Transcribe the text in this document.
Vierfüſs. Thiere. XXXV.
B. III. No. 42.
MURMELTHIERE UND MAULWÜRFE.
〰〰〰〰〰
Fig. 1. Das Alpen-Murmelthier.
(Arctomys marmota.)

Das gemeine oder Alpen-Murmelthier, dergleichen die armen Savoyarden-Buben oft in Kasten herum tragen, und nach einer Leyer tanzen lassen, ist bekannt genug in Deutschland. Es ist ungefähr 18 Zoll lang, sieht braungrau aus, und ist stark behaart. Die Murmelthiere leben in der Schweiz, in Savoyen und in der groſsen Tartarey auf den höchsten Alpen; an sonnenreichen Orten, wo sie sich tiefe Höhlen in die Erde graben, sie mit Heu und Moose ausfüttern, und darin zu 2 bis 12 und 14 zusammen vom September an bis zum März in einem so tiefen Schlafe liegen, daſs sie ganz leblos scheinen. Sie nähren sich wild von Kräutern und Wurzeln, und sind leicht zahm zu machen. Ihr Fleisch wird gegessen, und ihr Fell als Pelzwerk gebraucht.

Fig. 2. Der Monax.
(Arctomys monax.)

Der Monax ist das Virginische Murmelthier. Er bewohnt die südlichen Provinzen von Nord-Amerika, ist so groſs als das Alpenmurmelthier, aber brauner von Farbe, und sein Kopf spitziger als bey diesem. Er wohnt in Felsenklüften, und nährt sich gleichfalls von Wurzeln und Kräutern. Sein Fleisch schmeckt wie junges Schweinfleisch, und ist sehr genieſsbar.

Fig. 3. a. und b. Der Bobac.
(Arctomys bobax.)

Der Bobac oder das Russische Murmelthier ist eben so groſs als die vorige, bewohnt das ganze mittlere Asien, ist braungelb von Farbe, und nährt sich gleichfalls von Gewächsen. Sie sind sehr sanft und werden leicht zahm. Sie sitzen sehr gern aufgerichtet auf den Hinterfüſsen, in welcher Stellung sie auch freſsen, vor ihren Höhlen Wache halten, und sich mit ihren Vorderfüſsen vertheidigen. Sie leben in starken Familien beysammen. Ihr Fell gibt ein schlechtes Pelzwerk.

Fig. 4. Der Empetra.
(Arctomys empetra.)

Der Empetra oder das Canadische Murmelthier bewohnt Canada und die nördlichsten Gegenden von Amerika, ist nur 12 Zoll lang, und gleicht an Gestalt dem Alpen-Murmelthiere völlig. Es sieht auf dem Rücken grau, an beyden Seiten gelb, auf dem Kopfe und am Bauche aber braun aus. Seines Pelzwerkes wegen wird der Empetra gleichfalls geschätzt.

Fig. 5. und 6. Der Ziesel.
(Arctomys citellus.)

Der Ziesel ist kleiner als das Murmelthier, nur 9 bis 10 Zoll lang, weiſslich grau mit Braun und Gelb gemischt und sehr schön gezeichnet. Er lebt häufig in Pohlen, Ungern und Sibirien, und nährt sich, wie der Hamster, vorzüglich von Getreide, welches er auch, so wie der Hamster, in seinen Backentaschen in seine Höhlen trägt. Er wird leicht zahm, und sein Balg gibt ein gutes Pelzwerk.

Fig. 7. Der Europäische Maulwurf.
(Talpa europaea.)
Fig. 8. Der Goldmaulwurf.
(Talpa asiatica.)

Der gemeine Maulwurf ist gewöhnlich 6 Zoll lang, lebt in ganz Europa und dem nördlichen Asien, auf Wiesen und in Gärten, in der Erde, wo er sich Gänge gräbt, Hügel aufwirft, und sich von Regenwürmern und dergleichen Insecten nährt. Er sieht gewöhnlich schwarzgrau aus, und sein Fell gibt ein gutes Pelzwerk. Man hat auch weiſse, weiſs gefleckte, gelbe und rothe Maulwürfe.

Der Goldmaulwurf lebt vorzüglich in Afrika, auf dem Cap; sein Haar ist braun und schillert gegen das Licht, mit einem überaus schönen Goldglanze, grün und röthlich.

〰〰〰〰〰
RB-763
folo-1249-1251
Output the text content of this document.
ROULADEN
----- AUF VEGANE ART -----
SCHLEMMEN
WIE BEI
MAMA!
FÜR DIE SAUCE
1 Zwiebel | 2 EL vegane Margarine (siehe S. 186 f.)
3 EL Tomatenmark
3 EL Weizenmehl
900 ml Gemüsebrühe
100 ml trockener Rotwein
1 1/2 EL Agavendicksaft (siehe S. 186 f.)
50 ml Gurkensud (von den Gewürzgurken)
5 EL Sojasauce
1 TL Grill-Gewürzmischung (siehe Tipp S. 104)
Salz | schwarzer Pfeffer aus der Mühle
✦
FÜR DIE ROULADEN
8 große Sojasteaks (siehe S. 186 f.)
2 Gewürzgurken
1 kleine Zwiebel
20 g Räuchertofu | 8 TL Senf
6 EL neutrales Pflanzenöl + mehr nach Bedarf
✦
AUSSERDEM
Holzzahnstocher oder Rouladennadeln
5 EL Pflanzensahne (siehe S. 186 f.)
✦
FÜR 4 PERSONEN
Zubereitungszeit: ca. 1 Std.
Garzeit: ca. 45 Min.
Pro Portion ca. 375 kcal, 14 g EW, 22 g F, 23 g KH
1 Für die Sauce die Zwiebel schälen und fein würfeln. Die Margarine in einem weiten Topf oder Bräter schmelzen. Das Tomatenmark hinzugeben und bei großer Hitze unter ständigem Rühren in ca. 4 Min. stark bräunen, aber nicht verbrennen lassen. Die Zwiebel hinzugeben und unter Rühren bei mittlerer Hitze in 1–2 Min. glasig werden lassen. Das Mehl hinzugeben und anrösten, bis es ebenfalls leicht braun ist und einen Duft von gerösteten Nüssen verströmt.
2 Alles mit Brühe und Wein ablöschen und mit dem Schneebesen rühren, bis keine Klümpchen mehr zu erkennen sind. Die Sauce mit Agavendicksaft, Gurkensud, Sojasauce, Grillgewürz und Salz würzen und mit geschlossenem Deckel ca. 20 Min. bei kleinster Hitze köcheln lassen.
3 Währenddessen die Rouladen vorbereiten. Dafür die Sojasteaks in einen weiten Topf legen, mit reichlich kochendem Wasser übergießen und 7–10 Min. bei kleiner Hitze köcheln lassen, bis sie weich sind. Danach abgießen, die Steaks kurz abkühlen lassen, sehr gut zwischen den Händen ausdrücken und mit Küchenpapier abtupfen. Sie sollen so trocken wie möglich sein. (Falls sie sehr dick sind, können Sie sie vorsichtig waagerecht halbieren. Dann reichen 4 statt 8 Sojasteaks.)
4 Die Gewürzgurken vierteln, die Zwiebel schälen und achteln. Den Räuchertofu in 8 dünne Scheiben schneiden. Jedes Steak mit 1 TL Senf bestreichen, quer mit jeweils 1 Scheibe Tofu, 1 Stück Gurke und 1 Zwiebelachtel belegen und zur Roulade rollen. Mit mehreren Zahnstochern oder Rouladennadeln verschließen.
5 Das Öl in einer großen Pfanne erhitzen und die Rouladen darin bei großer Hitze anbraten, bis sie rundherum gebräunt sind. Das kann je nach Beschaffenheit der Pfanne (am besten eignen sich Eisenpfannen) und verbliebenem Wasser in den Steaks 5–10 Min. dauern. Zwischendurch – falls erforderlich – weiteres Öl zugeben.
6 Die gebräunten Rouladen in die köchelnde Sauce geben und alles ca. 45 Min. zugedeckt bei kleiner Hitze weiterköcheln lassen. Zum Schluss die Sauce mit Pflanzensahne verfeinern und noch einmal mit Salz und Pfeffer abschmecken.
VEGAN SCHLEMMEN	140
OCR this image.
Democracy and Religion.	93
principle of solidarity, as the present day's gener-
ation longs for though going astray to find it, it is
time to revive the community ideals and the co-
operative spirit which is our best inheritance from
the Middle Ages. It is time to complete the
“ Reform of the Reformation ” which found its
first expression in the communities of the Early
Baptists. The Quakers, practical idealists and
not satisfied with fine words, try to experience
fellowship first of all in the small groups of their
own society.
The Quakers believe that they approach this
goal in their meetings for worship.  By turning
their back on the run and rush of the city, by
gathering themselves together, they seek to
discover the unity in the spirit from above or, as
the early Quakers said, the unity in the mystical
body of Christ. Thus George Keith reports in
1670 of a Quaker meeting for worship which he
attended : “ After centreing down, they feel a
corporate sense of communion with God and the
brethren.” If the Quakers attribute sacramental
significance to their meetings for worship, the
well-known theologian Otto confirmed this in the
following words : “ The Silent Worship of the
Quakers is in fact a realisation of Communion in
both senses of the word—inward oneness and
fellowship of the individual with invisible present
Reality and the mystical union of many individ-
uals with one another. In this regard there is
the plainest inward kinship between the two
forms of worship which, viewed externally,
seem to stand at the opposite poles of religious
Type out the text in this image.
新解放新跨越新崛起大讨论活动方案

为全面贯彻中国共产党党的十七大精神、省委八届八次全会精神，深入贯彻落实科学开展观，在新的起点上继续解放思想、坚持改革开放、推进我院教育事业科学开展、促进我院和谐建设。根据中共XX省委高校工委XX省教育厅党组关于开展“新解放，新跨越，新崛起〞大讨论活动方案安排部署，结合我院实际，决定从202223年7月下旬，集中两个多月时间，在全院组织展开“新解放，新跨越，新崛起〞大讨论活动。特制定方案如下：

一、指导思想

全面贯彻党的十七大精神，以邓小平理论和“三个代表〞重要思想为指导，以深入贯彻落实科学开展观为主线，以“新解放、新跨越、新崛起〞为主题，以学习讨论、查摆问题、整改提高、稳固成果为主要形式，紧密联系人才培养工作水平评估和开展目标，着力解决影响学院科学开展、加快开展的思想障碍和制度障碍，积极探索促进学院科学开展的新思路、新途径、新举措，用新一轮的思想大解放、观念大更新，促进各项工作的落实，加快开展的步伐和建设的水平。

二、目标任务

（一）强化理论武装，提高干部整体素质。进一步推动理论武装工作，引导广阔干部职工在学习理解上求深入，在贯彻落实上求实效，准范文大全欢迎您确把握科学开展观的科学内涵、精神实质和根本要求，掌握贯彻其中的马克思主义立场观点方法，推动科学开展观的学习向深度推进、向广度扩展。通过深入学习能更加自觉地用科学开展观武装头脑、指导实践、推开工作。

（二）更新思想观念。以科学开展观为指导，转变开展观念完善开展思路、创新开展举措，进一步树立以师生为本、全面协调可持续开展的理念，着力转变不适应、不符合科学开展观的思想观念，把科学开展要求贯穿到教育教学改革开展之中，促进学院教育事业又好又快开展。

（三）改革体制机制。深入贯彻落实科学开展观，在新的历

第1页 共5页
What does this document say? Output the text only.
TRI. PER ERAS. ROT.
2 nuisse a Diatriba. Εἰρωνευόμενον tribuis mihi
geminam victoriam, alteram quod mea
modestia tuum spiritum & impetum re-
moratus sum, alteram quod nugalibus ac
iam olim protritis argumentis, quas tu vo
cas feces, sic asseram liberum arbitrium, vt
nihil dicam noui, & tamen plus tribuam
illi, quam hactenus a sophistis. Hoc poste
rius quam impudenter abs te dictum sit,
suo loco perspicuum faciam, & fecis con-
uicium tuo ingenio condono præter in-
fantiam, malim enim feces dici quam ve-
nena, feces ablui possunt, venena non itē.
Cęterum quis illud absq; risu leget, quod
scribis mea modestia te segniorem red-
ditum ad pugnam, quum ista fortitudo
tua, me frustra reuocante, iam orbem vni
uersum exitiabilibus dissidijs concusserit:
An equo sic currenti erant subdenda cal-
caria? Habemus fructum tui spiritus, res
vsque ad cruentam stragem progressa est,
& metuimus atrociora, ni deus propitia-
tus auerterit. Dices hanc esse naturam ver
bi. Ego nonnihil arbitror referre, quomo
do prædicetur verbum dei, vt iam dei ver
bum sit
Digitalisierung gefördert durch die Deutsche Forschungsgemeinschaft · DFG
****************
What you will do –
Scan the material above. Copy each line that holds the word "which".

Output for this task –
operative spirit which is our best inheritance from
“ Reform of the Reformation ” which found its
1670 of a Quaker meeting for worship which he
forms of worship which, viewed externally,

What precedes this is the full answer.